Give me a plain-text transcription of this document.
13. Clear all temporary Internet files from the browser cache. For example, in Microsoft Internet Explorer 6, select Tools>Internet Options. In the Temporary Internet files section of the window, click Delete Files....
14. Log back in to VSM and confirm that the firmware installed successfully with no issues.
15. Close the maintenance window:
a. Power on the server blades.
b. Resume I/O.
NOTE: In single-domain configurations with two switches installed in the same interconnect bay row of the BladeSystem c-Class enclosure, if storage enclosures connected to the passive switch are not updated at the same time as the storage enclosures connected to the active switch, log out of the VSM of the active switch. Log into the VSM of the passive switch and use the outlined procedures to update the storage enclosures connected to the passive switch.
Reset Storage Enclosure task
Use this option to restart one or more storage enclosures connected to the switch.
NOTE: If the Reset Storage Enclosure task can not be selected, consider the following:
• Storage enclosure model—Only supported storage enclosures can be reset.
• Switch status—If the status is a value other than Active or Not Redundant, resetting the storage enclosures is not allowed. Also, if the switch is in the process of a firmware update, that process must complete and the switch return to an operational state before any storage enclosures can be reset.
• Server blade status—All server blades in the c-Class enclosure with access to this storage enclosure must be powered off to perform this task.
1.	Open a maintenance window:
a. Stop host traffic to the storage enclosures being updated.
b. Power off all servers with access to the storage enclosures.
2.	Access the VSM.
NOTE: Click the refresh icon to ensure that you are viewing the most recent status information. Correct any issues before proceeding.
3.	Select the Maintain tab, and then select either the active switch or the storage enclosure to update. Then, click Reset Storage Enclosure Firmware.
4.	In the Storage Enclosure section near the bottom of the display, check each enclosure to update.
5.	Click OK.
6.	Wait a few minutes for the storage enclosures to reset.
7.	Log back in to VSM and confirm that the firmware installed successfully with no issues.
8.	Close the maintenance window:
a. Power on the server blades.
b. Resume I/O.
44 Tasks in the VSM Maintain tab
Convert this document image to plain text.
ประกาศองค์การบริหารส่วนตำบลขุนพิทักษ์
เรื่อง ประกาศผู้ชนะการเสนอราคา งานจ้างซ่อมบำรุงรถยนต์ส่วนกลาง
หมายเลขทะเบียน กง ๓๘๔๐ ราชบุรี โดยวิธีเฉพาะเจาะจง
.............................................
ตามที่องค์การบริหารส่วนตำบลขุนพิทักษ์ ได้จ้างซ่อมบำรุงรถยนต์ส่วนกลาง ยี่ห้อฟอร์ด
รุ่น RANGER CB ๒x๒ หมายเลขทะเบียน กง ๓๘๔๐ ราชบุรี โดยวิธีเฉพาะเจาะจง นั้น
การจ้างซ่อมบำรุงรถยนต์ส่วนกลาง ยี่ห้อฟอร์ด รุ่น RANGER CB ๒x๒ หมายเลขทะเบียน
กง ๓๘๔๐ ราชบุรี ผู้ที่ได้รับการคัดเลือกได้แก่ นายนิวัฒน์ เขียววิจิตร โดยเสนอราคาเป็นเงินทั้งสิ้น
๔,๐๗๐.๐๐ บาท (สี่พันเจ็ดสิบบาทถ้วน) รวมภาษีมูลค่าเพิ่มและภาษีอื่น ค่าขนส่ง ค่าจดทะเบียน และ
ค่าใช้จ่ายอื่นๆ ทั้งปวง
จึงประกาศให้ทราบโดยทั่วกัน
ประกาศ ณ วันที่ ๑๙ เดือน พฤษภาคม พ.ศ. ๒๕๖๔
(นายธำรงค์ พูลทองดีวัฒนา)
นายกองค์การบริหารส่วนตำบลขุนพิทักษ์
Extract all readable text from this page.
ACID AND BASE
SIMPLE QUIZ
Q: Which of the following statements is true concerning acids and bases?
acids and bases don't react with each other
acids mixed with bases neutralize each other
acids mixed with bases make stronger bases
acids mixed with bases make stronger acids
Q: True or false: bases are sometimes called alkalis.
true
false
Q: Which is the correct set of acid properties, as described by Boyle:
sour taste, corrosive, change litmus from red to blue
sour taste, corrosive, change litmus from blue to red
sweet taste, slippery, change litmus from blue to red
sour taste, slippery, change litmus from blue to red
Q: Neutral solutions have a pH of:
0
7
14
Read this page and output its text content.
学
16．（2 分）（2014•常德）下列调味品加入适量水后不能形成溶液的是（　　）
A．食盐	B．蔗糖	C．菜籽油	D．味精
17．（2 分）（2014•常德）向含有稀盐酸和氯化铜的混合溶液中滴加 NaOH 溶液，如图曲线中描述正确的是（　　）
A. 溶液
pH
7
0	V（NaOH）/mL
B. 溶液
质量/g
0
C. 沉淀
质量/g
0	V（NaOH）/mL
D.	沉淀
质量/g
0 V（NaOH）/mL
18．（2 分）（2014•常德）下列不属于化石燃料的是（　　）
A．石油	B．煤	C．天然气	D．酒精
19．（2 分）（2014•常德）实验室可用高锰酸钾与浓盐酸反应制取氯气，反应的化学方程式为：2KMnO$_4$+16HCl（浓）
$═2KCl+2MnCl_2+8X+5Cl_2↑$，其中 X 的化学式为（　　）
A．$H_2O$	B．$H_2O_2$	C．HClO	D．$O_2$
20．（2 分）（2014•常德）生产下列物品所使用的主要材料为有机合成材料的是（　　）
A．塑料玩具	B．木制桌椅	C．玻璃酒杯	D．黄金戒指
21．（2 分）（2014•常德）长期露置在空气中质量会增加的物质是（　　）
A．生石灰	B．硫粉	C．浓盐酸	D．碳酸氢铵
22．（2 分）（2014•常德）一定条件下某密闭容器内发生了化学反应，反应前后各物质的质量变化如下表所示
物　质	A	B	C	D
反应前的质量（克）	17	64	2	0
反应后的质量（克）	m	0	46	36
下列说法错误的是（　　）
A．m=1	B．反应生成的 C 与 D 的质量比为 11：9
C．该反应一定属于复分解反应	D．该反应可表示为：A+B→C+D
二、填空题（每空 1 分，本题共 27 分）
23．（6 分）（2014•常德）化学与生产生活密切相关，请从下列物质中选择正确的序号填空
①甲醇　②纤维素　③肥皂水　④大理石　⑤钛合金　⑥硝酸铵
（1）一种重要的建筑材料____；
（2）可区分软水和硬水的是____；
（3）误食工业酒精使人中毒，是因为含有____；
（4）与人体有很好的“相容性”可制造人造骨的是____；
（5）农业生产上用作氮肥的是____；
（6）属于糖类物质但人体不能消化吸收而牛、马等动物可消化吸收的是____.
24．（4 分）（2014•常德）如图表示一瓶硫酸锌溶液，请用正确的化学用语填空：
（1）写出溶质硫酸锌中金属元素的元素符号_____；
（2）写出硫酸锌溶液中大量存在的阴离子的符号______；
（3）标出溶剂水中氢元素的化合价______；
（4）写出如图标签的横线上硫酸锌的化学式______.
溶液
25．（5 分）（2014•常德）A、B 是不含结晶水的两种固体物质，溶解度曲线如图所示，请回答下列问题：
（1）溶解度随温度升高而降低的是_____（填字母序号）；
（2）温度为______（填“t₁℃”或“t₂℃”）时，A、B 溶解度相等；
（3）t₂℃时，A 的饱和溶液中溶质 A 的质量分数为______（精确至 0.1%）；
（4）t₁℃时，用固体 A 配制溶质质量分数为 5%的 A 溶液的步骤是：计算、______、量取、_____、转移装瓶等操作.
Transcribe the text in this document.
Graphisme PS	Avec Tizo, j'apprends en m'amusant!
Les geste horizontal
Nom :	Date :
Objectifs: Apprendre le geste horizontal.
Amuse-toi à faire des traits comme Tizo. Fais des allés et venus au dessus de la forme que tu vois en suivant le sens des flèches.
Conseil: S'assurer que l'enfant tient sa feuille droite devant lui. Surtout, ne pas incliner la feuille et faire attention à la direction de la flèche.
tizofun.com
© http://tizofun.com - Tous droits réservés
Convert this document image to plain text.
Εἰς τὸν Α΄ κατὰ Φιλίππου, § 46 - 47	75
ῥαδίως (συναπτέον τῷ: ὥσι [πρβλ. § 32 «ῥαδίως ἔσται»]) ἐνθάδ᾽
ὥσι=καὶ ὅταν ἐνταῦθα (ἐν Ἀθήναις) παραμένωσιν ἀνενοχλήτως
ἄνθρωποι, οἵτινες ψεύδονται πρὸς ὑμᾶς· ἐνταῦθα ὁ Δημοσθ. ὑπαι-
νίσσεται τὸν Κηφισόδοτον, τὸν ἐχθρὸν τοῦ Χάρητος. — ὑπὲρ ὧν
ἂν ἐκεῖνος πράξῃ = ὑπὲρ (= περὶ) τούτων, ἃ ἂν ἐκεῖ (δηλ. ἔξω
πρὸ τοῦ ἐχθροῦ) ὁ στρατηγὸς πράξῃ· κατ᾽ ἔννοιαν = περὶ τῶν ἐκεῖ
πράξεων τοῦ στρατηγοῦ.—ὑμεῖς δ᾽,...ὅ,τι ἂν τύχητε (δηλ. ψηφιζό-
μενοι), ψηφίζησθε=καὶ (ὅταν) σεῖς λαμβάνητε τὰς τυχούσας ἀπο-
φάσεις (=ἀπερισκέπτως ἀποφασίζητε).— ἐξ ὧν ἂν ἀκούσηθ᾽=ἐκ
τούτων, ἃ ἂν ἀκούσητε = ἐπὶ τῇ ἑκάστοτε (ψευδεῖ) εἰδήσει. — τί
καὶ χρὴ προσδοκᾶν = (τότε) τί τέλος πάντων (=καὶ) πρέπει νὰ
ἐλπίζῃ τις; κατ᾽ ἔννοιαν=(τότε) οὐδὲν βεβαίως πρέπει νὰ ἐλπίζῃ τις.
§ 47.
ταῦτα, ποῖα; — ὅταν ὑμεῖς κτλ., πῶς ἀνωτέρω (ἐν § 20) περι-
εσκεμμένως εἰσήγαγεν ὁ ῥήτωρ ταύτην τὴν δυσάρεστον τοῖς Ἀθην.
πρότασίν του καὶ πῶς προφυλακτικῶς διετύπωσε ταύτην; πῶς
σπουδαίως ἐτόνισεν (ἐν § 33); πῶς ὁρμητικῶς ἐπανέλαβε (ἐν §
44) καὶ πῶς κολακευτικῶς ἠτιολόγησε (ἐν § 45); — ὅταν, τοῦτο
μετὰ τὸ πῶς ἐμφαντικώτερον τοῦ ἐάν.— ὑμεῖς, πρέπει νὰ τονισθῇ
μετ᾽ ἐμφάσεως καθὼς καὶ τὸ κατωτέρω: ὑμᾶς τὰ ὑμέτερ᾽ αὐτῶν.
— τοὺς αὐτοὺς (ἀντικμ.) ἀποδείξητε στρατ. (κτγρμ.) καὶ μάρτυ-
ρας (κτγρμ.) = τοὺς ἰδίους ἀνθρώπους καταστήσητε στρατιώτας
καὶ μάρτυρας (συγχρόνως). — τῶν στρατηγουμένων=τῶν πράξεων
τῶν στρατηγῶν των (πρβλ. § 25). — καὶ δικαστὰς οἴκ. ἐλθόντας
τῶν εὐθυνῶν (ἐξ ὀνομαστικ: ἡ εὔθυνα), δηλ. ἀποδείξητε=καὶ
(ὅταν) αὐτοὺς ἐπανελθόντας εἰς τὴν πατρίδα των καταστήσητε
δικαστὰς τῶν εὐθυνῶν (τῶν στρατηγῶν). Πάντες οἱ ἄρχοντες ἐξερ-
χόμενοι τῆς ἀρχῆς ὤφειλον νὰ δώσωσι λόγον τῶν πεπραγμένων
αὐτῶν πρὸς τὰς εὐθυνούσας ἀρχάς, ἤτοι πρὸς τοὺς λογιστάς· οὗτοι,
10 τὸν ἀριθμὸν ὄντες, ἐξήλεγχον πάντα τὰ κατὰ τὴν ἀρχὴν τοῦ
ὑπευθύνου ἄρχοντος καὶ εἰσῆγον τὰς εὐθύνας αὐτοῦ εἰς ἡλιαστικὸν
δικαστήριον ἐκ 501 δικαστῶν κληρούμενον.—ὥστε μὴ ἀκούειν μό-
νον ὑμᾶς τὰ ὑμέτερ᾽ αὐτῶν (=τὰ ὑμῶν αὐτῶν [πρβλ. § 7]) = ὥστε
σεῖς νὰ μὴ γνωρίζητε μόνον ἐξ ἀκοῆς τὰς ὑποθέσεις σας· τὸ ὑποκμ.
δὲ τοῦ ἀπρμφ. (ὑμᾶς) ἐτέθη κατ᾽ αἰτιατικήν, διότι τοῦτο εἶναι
※ ※ ※
### What you have to do
Show the lines that mention the word "εὐθυνῶν".

### Solution to this task
τῶν εὐθυνῶν (ἐξ ὀνομαστικ: ἡ εὔθυνα), δηλ. ἀποδείξητε=καὶ
δικαστὰς τῶν εὐθυνῶν (τῶν στρατηγῶν). Πάντες οἱ ἄρχοντες ἐξερ-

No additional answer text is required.